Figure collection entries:
[Start]

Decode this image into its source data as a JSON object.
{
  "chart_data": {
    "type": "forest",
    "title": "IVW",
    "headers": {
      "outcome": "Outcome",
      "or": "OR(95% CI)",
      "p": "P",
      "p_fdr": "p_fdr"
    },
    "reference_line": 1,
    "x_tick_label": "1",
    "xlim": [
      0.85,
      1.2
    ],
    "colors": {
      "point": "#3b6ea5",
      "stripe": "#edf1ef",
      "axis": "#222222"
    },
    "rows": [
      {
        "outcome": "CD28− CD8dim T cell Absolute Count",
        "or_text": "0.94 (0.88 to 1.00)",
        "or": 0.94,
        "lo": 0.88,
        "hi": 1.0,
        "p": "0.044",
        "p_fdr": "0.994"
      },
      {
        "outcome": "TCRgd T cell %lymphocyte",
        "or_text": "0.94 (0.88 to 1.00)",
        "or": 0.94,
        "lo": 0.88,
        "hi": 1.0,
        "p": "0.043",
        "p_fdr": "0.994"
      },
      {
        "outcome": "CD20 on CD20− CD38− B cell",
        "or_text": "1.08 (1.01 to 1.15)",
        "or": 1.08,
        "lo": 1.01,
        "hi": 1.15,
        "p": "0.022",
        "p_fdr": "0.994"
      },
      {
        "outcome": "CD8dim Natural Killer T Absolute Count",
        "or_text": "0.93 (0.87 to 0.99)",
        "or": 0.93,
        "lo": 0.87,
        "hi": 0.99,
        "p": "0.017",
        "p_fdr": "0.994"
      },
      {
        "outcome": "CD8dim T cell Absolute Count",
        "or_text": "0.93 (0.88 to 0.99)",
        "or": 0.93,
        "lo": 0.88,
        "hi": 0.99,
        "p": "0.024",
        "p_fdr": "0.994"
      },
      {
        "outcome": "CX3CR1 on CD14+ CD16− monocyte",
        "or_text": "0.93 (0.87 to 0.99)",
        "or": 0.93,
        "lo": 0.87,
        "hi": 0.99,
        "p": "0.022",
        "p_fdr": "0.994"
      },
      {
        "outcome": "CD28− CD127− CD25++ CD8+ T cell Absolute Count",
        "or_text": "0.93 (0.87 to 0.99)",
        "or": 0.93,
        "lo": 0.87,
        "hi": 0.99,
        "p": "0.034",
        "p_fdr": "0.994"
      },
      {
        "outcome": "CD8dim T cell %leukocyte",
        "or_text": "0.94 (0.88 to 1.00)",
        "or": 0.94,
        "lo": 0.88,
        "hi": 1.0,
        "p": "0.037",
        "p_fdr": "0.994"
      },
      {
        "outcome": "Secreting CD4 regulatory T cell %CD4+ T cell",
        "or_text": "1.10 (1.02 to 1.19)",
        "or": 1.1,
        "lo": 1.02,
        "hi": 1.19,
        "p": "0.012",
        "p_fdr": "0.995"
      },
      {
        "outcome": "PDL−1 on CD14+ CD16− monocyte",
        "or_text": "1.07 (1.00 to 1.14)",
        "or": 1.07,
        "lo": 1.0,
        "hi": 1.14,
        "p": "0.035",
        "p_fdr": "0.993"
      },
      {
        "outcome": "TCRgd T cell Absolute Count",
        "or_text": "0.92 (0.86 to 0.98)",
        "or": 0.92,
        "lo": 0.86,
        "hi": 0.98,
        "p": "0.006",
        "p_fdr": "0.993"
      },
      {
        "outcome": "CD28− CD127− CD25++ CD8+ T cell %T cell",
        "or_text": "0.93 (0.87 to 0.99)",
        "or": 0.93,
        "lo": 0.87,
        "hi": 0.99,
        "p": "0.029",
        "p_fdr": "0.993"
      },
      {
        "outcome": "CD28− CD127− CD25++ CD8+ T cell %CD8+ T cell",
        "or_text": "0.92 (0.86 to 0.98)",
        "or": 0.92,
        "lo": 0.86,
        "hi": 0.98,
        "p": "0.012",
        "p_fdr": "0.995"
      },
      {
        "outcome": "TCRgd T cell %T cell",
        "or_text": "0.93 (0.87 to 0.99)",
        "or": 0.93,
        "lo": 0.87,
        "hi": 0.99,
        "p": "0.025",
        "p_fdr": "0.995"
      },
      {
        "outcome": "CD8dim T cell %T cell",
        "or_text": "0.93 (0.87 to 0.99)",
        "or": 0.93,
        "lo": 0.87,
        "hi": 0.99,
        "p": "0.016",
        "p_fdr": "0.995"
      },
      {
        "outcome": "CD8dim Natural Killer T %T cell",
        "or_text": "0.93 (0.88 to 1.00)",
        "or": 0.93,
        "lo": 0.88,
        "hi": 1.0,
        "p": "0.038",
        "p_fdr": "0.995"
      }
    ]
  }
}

[End]

▶ **What to do**
In the entries above, find each line with the word "monocyte" and copy it.

▶ **Task solution**
        "outcome": "CX3CR1 on CD14+ CD16− monocyte",
        "outcome": "PDL−1 on CD14+ CD16− monocyte",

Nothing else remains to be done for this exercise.